'''

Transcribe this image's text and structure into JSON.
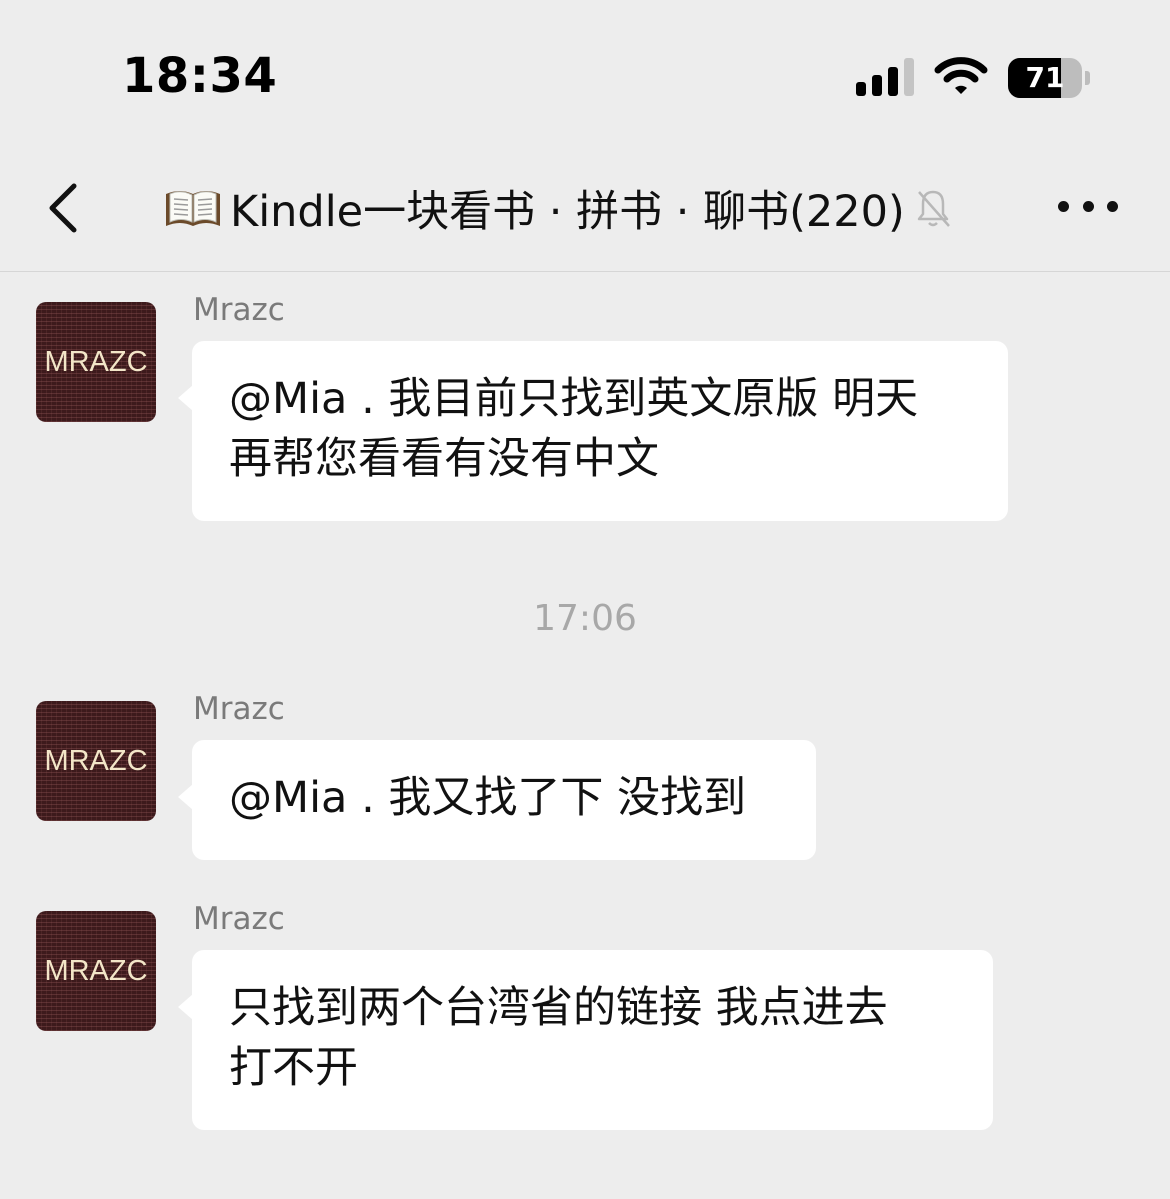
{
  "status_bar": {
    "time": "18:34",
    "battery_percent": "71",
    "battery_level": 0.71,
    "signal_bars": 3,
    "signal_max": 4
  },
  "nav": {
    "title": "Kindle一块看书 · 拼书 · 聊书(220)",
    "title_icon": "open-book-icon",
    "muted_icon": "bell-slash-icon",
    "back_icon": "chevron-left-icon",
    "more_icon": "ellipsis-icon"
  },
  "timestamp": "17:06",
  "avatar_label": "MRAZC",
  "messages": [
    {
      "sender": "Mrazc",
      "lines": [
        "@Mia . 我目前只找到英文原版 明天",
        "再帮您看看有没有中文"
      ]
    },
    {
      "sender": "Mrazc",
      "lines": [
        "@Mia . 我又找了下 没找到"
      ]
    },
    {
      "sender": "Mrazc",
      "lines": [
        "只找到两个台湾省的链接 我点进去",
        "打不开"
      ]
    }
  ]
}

'''
'''

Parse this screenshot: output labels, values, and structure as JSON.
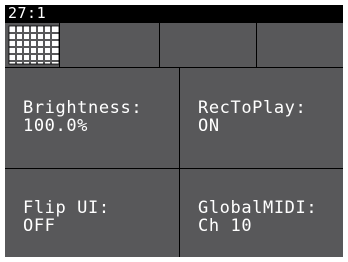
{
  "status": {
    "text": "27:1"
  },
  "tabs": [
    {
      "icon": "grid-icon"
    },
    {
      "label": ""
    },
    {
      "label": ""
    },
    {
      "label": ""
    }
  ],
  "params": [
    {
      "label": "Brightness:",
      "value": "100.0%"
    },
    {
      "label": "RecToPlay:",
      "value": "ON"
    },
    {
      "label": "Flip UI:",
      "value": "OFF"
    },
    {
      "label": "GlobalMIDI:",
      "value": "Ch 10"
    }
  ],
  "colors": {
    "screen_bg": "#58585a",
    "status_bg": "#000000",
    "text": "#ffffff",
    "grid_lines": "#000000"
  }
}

'''
'''

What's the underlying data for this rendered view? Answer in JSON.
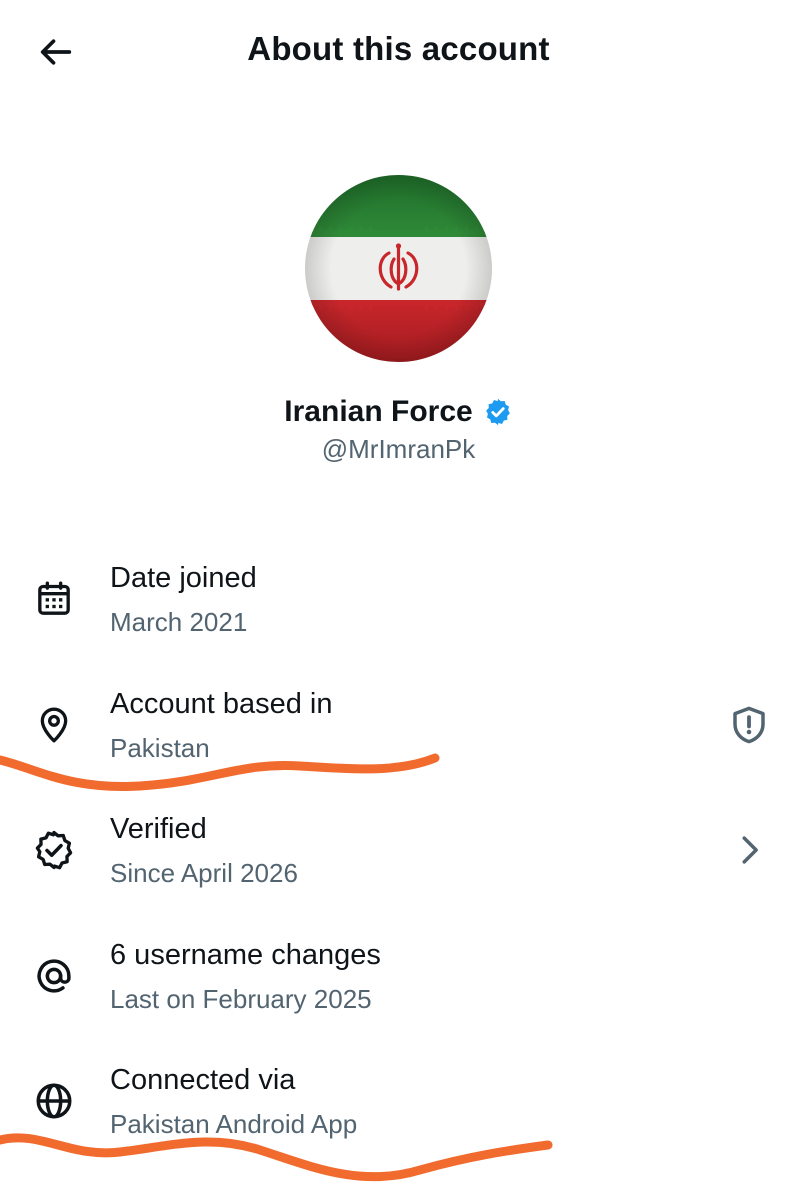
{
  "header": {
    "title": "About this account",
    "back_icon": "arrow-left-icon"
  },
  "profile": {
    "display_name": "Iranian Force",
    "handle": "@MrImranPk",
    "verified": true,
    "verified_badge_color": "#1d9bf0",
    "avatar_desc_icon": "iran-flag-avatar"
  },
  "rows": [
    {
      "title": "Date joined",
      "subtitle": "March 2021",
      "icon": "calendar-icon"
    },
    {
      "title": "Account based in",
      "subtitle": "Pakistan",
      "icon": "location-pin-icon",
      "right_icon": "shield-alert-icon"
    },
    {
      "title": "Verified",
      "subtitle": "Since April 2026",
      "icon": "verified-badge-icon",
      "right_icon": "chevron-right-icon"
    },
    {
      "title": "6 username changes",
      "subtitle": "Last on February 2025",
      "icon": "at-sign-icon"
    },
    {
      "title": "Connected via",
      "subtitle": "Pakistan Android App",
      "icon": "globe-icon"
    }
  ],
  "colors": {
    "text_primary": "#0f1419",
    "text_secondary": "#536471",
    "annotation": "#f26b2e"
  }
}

'''

### [STATED GOAL]
Among the records above, how many lines carry the string "structure"? Reply with the number alone.

### [COMPLETED TASK]
2